# THE PROBLEM
Lines containing the string "icon" are to be counted. Write only how many there are.

(Entries taken from a collection)
——————————
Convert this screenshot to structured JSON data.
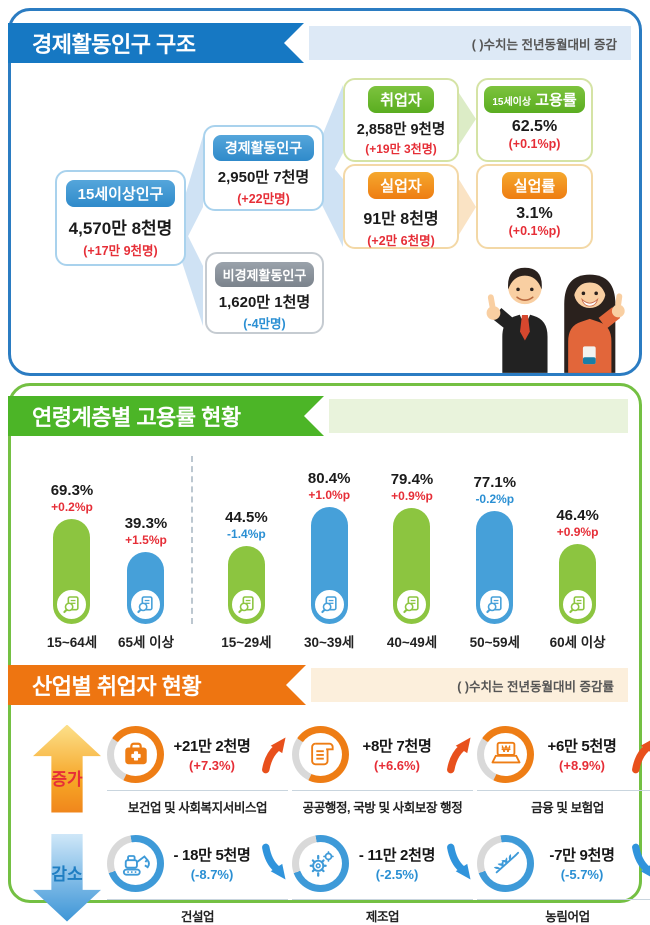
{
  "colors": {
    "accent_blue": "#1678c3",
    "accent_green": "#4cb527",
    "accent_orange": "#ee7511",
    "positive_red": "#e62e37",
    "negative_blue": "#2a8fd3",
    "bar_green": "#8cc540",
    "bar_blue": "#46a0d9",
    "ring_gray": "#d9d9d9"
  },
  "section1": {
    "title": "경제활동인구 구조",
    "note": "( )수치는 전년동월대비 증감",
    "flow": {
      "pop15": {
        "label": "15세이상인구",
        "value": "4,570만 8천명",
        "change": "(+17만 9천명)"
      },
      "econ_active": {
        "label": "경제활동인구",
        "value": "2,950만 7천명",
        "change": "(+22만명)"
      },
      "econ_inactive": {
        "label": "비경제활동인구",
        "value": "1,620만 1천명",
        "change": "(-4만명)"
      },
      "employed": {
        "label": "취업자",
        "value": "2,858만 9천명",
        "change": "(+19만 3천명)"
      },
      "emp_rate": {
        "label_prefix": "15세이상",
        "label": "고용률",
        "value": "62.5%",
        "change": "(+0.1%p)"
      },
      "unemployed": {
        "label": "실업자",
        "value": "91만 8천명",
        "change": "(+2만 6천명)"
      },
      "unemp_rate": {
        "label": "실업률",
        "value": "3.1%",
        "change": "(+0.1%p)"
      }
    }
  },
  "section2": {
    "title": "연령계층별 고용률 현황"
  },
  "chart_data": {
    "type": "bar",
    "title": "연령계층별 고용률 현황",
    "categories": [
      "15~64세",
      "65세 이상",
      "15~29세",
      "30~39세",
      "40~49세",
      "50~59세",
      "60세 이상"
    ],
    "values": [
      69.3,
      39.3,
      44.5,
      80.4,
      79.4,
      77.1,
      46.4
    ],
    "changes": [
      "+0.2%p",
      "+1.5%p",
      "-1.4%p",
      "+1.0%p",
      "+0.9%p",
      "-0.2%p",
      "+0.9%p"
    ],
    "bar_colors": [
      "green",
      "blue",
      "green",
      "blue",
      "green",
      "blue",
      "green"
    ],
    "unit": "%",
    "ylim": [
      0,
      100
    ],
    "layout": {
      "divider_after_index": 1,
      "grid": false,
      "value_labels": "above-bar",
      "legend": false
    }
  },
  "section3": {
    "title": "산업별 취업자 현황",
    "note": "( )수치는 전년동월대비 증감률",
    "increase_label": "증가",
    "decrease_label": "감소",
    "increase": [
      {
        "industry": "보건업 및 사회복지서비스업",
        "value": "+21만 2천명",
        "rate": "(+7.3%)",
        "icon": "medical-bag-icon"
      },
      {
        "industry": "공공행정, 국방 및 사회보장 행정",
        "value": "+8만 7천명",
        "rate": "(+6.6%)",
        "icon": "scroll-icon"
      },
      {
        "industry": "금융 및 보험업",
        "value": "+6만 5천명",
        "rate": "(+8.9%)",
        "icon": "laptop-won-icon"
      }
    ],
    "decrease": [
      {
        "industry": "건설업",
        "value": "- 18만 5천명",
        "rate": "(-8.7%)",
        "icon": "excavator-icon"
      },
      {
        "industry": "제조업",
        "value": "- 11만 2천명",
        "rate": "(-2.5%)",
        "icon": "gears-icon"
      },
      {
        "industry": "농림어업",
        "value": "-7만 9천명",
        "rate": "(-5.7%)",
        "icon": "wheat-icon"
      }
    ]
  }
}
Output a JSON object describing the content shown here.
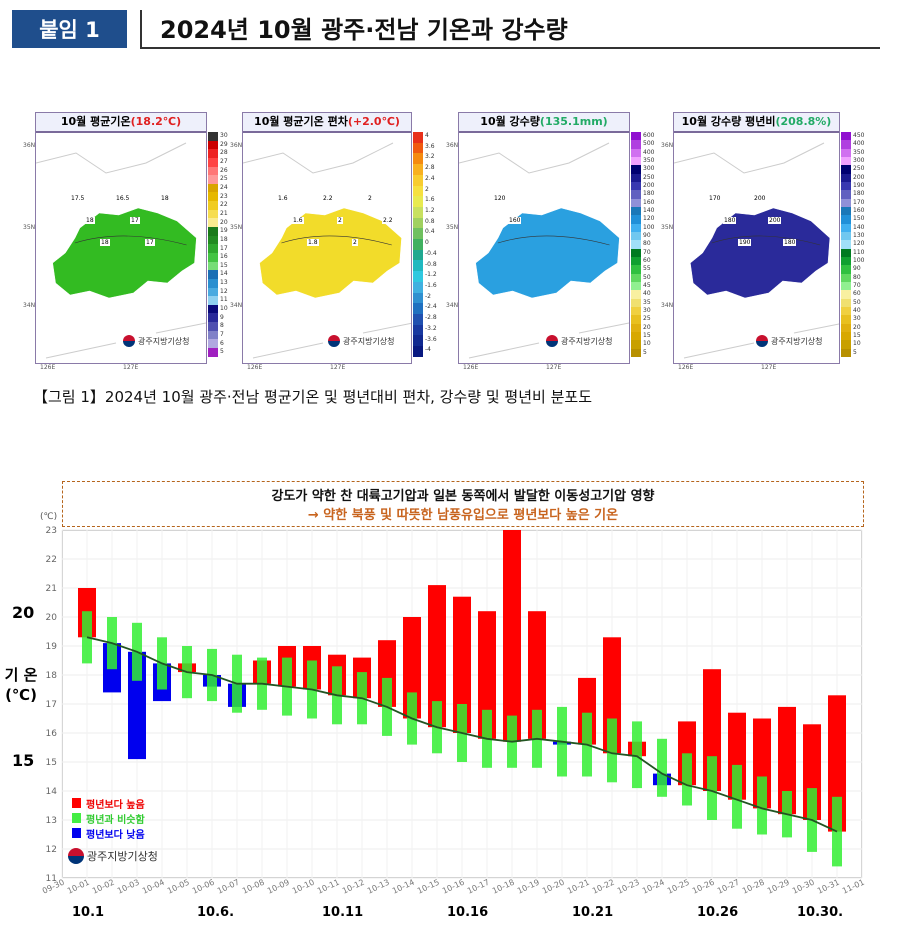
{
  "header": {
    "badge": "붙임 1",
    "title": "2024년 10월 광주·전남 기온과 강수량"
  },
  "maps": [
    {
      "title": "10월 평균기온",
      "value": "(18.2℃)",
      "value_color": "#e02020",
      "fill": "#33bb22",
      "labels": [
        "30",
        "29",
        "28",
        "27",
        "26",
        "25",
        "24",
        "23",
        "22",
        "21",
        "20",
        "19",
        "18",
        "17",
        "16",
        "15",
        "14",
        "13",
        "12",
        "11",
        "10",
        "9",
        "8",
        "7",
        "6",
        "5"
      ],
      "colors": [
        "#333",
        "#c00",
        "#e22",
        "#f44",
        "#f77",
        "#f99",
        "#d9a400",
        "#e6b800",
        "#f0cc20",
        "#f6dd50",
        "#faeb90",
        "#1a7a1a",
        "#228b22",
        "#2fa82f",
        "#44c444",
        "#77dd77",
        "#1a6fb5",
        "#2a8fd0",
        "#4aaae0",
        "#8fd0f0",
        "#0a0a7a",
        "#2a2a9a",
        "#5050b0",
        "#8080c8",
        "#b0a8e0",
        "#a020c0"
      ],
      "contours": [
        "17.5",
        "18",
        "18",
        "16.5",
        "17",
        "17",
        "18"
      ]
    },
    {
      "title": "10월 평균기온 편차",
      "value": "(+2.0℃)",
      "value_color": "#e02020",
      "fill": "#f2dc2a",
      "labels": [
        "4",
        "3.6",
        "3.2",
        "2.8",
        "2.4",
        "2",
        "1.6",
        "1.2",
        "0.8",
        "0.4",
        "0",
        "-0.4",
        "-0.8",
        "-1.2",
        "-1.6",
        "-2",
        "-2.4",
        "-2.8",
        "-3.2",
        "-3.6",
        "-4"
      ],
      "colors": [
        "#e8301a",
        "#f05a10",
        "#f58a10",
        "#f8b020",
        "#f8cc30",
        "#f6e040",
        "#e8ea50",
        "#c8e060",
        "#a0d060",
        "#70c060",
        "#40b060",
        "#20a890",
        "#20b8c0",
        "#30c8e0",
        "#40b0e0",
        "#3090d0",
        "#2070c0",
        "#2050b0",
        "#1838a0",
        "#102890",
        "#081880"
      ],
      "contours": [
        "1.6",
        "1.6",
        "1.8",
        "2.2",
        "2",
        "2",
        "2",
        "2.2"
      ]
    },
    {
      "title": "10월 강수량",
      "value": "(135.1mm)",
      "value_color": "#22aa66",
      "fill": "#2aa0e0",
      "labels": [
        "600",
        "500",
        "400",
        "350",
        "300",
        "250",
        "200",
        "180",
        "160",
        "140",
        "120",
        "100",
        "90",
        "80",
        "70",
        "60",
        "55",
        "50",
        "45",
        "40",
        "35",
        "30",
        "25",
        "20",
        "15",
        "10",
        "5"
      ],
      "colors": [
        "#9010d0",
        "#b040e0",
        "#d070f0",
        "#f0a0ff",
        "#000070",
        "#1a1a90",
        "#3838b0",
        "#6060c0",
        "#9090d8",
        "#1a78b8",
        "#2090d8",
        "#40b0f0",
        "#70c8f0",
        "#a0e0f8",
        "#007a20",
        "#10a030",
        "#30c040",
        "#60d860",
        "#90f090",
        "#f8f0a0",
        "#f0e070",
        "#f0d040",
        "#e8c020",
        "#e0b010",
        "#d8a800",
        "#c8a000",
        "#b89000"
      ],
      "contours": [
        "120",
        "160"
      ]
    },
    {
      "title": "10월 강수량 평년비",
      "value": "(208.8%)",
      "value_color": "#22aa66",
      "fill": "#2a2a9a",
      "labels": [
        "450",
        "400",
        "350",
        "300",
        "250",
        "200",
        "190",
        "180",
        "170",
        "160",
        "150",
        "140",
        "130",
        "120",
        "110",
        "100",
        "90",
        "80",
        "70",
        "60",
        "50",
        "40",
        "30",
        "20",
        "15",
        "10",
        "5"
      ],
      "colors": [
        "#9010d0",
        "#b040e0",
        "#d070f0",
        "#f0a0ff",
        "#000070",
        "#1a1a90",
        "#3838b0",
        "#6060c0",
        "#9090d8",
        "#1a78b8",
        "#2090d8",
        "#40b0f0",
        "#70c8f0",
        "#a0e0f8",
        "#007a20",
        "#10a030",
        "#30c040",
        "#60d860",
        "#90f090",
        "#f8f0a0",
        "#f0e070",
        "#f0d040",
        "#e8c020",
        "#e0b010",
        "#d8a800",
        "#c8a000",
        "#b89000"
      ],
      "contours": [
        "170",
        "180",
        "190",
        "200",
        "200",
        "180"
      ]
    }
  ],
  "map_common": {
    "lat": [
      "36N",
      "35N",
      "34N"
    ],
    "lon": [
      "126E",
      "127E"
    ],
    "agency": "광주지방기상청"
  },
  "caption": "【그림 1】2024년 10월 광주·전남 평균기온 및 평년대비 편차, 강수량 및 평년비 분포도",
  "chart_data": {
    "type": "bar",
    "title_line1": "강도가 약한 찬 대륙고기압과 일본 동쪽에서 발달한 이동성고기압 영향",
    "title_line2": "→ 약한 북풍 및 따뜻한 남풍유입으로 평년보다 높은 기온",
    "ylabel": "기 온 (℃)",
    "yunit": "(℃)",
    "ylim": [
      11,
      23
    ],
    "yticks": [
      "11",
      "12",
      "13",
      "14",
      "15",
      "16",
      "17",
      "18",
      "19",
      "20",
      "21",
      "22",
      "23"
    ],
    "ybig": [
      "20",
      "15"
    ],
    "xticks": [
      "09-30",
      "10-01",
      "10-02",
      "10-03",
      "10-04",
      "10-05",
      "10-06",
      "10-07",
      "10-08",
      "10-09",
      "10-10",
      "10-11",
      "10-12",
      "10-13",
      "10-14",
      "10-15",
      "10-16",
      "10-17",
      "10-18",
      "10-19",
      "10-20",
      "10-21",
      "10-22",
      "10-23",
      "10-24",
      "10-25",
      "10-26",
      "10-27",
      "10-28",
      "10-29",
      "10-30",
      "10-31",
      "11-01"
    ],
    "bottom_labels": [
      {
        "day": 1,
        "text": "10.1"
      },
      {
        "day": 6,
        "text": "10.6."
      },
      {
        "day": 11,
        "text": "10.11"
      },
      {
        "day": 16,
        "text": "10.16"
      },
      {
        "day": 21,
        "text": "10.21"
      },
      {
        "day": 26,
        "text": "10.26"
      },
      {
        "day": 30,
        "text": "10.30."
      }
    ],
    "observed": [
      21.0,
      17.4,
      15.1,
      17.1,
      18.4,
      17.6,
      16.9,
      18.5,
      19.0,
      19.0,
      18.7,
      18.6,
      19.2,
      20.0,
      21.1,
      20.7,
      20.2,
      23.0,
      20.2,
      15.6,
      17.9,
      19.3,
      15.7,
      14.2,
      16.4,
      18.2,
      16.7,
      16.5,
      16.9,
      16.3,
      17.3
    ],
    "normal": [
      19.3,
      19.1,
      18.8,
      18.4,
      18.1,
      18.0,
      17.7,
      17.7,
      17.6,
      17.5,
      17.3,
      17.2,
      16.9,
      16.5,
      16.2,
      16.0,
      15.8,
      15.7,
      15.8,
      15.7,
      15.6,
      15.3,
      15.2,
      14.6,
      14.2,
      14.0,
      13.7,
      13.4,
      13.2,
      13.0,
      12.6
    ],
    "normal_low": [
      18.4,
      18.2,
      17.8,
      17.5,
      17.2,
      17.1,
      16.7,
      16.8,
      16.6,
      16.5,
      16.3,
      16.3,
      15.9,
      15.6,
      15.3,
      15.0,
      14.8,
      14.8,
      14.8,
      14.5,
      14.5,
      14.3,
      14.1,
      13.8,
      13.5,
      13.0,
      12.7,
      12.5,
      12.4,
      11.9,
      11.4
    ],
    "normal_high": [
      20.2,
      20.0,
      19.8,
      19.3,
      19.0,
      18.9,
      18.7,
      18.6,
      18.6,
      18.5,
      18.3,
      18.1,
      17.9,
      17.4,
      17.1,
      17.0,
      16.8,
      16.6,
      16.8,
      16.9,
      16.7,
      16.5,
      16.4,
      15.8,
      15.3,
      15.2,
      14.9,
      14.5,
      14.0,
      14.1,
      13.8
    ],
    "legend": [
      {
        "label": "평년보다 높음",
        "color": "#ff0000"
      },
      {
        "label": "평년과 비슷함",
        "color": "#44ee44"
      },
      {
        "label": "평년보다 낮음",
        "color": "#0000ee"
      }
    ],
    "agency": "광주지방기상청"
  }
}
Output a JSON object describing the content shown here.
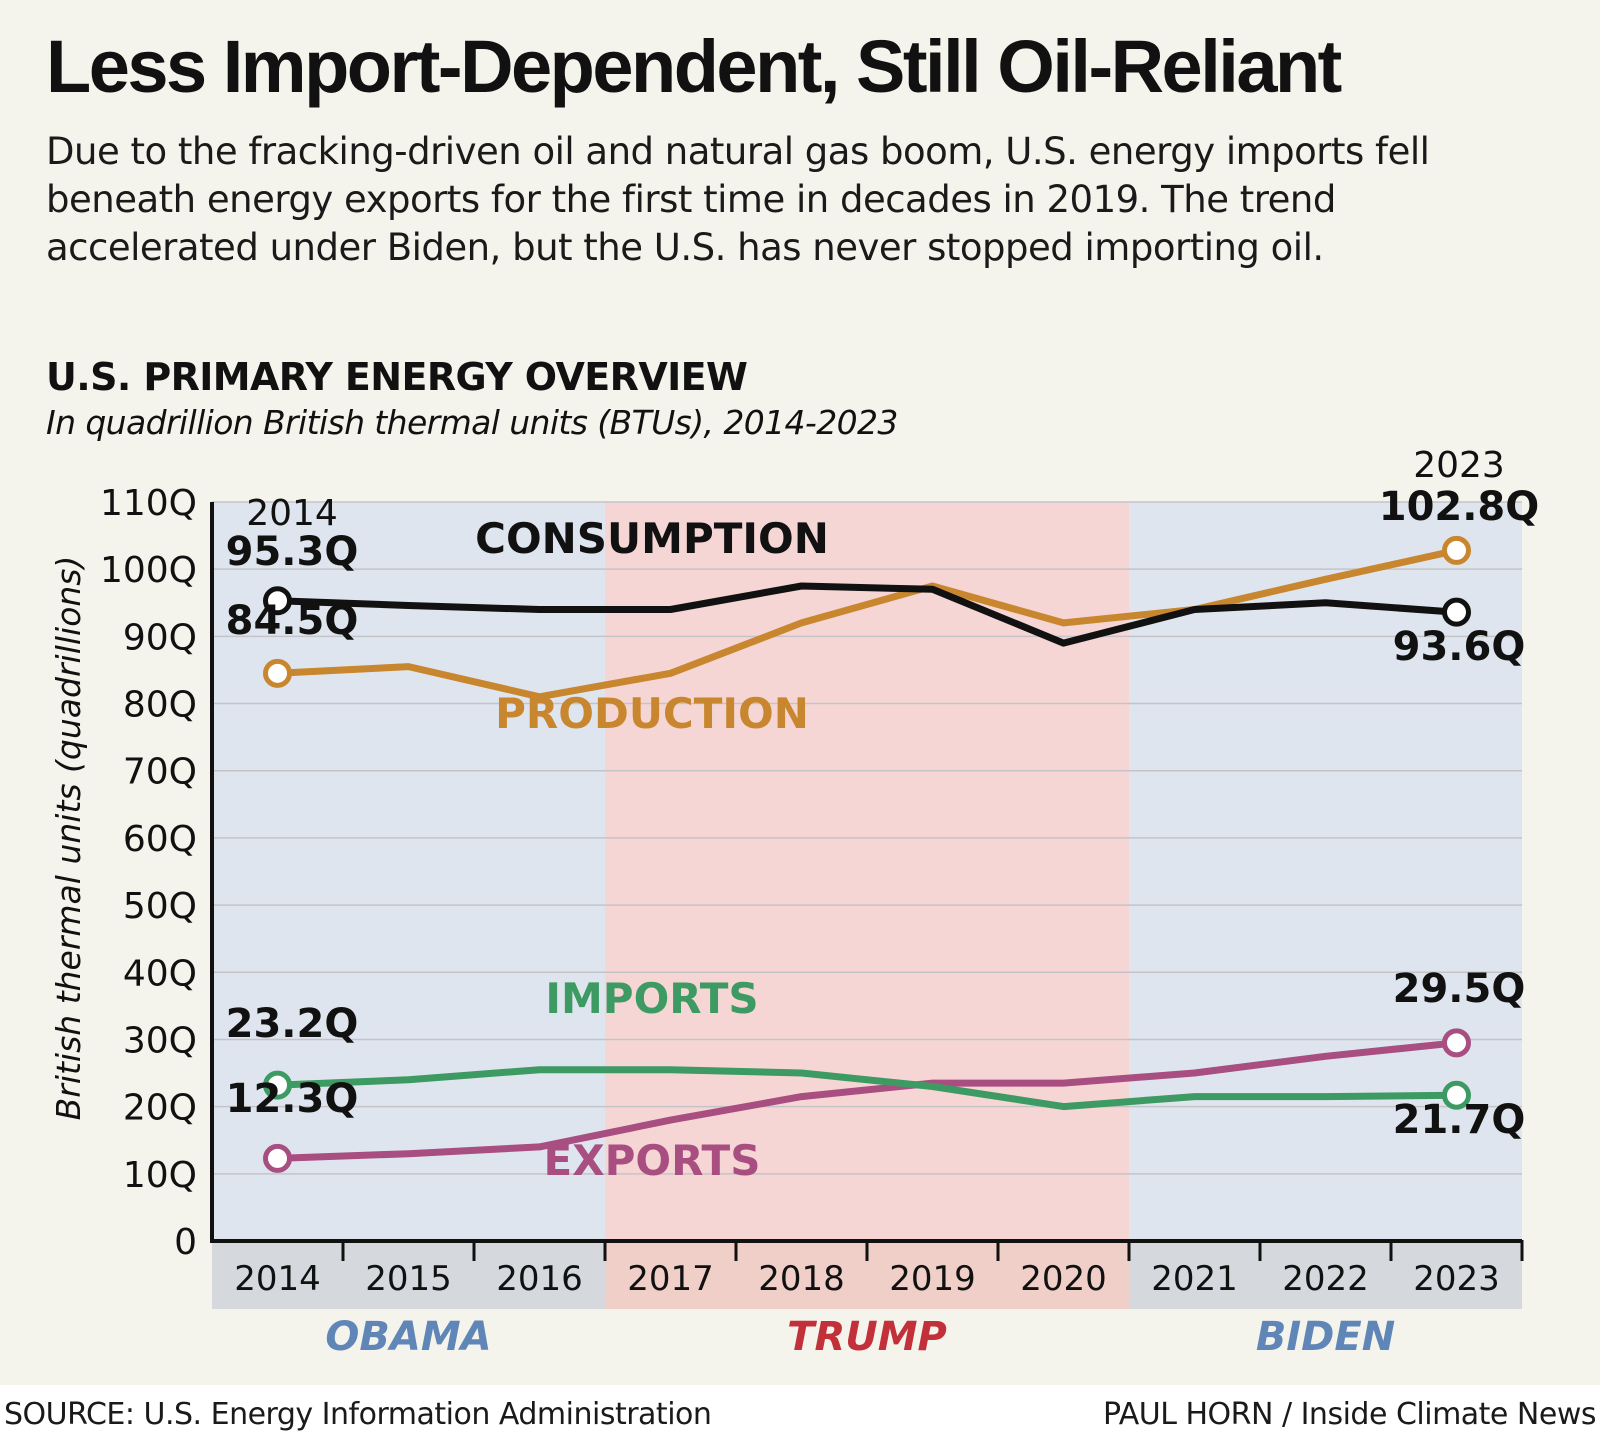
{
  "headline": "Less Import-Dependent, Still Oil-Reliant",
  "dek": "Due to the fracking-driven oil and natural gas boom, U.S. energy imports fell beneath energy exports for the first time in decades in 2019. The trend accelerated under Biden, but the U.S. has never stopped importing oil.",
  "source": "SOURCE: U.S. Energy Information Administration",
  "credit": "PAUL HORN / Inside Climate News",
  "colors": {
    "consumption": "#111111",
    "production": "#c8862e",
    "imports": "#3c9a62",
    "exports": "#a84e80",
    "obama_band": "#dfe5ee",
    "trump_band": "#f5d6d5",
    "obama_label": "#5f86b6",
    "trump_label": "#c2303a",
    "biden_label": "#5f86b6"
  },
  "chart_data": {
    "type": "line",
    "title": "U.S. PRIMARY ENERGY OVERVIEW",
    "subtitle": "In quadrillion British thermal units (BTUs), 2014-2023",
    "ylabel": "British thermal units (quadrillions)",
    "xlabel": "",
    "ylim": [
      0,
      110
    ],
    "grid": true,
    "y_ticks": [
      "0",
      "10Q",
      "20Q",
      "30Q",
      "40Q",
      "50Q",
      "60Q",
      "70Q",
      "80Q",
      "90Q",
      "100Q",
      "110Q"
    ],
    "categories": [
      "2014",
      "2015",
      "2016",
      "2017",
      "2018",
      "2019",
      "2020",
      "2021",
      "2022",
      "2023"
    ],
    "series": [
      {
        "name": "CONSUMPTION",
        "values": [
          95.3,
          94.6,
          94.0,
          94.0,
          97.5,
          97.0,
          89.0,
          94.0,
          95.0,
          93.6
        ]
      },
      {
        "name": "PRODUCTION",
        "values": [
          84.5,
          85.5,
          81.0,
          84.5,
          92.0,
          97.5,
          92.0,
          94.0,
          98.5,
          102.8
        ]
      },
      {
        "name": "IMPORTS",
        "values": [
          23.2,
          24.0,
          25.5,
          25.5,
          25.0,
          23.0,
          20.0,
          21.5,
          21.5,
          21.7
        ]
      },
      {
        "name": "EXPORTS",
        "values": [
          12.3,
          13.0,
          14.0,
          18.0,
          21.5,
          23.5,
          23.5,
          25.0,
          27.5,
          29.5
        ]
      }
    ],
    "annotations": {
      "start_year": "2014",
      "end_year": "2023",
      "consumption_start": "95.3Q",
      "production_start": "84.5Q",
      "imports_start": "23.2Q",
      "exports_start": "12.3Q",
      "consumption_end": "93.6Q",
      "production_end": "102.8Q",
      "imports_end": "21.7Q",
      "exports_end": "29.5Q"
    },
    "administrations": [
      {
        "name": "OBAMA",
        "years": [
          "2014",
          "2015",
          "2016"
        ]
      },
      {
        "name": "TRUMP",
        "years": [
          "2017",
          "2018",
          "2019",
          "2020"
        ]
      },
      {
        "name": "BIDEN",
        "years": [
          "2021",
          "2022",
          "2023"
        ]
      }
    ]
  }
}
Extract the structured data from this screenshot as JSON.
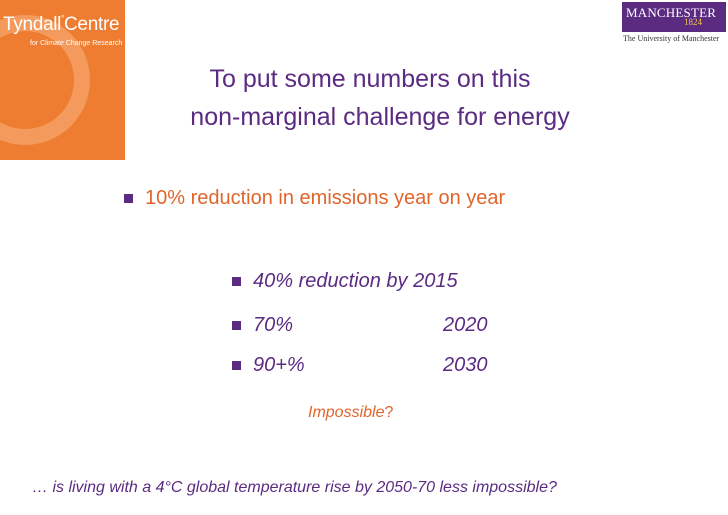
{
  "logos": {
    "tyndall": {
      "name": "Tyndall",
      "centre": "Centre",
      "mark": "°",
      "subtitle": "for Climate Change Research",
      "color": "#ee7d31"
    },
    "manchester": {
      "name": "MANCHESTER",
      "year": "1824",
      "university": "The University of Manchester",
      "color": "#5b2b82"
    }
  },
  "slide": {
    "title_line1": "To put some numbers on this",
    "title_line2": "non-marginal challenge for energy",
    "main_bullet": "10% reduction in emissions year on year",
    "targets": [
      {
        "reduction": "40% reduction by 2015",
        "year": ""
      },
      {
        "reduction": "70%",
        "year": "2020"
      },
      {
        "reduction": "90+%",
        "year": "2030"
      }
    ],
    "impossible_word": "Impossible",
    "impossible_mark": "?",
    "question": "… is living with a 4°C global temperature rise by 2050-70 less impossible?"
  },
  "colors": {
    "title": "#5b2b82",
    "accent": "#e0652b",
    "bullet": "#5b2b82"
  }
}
——————————
# REPLY
6